Reproduce the listing from the line with "Patent image size: (529, 330)." up to and including the line with "The idler wheel 49 is at (238, 138).", substituting "lateral" for "transverse" and changing nothing else. Give only those lines.

(Stored data)
::::::::
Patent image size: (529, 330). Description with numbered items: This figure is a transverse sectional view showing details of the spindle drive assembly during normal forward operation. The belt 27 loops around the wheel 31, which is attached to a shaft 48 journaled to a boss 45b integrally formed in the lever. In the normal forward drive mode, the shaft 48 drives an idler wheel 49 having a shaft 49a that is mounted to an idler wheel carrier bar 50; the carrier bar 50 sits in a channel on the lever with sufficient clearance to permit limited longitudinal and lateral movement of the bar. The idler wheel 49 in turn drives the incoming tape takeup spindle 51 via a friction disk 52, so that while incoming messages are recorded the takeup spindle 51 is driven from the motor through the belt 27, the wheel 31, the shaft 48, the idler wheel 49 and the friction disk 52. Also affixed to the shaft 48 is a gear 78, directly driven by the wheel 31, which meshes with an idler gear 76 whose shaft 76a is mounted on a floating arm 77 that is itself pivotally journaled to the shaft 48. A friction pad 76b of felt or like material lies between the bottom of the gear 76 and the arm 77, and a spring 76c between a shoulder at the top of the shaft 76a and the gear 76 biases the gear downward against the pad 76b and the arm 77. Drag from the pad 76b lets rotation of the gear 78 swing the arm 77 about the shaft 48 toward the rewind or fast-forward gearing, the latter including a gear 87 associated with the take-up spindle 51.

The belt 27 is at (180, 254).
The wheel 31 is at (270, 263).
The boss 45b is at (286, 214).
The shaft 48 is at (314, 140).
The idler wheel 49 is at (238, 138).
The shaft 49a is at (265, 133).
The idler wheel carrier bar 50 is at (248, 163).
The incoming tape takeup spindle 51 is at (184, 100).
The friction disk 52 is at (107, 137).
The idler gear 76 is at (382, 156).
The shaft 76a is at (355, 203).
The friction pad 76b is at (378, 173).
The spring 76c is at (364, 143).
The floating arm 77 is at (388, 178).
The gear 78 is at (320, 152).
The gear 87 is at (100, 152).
::::::::
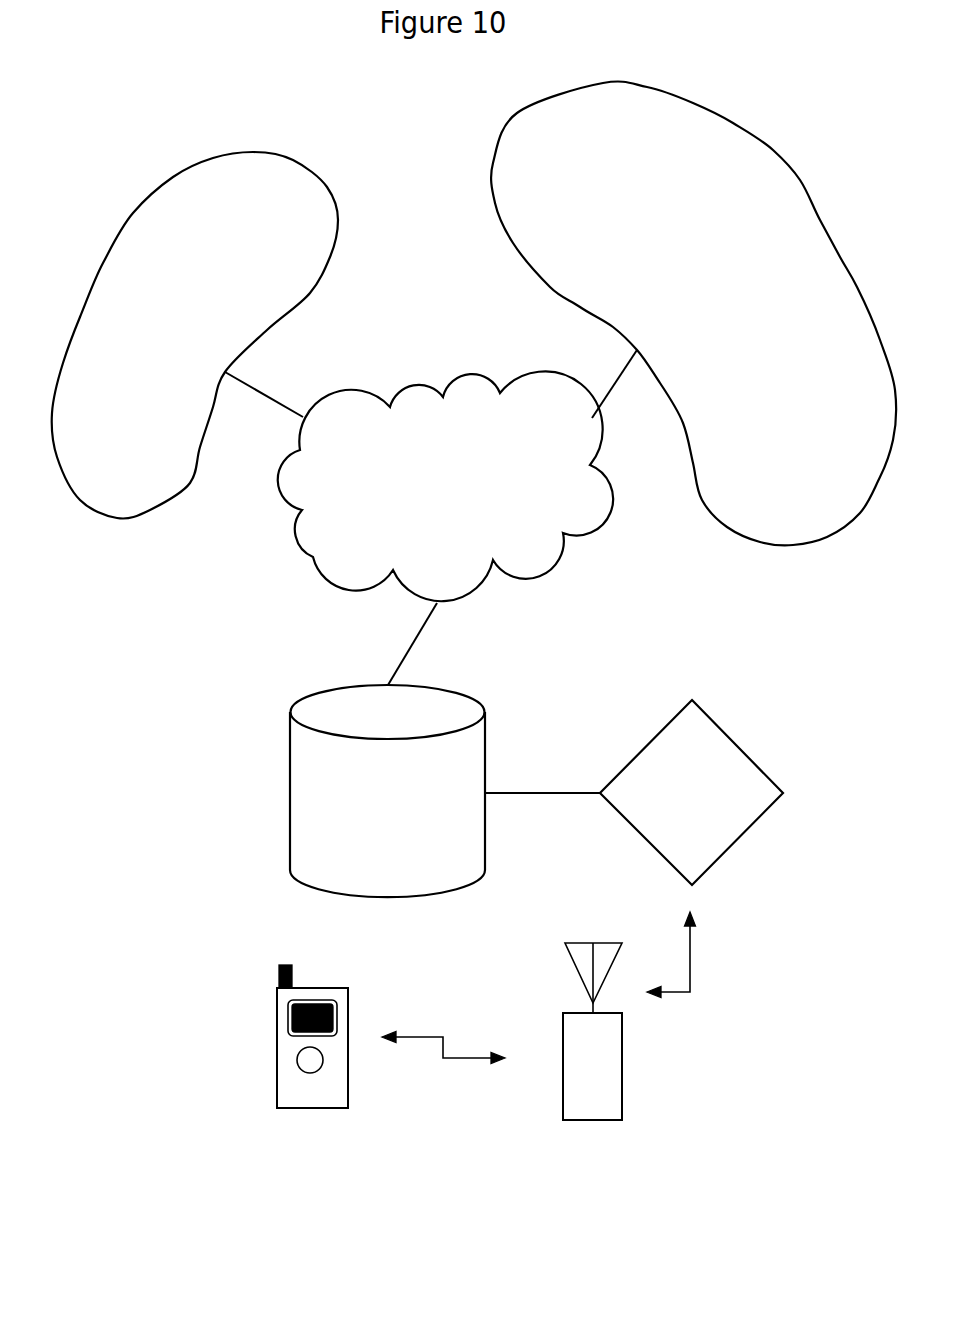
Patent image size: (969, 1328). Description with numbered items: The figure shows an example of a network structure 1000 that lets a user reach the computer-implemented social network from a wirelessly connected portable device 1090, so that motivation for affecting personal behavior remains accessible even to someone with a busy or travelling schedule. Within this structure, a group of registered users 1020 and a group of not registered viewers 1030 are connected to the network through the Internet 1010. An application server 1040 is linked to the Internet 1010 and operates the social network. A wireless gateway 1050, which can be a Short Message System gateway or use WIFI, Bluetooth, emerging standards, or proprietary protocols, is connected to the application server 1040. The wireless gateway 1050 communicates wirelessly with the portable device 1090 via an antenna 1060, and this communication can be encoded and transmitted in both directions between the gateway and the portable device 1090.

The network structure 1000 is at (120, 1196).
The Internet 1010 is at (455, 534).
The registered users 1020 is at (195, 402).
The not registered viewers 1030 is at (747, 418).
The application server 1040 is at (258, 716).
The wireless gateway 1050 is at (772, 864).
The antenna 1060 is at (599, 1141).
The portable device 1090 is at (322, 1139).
::::::::
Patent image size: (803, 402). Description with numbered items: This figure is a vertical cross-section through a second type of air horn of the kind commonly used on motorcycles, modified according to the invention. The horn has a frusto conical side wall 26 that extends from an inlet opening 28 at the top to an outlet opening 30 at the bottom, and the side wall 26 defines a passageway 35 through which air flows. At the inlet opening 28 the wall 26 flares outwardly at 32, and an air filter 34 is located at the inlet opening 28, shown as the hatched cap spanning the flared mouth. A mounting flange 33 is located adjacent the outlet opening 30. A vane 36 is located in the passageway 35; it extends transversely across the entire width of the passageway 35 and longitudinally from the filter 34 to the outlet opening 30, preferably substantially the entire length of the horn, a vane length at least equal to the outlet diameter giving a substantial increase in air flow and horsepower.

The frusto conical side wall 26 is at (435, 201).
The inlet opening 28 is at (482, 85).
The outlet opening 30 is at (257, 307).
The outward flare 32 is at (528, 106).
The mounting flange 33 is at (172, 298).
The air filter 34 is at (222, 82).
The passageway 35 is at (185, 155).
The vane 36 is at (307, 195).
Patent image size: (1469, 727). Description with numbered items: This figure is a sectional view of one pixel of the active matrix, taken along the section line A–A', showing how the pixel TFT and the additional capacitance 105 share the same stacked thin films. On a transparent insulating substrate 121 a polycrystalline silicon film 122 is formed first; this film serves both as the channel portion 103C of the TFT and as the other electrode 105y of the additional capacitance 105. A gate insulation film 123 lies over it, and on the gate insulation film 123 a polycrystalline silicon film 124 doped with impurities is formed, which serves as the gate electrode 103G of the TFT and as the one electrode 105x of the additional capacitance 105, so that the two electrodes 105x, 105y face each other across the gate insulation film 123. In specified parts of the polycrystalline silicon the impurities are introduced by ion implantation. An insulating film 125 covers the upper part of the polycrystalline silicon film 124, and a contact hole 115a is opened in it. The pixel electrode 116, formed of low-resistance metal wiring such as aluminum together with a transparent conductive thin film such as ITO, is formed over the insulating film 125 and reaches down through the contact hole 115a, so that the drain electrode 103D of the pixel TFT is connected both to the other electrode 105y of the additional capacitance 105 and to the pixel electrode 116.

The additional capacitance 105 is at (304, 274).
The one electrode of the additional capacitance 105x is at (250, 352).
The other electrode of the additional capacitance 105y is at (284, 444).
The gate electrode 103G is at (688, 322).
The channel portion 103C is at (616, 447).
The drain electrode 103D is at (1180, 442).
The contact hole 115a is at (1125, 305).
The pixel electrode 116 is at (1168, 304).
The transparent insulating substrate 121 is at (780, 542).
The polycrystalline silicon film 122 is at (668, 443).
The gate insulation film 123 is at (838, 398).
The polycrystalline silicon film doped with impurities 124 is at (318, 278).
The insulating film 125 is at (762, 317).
::::::::
▸ RESPONSE
Patent image size: (529, 330). Description with numbered items: This figure is a lateral sectional view showing details of the spindle drive assembly during normal forward operation. The belt 27 loops around the wheel 31, which is attached to a shaft 48 journaled to a boss 45b integrally formed in the lever. In the normal forward drive mode, the shaft 48 drives an idler wheel 49 having a shaft 49a that is mounted to an idler wheel carrier bar 50; the carrier bar 50 sits in a channel on the lever with sufficient clearance to permit limited longitudinal and lateral movement of the bar. The idler wheel 49 in turn drives the incoming tape takeup spindle 51 via a friction disk 52, so that while incoming messages are recorded the takeup spindle 51 is driven from the motor through the belt 27, the wheel 31, the shaft 48, the idler wheel 49 and the friction disk 52. Also affixed to the shaft 48 is a gear 78, directly driven by the wheel 31, which meshes with an idler gear 76 whose shaft 76a is mounted on a floating arm 77 that is itself pivotally journaled to the shaft 48. A friction pad 76b of felt or like material lies between the bottom of the gear 76 and the arm 77, and a spring 76c between a shoulder at the top of the shaft 76a and the gear 76 biases the gear downward against the pad 76b and the arm 77. Drag from the pad 76b lets rotation of the gear 78 swing the arm 77 about the shaft 48 toward the rewind or fast-forward gearing, the latter including a gear 87 associated with the take-up spindle 51.

The belt 27 is at (180, 254).
The wheel 31 is at (270, 263).
The boss 45b is at (286, 214).
The shaft 48 is at (314, 140).
The idler wheel 49 is at (238, 138).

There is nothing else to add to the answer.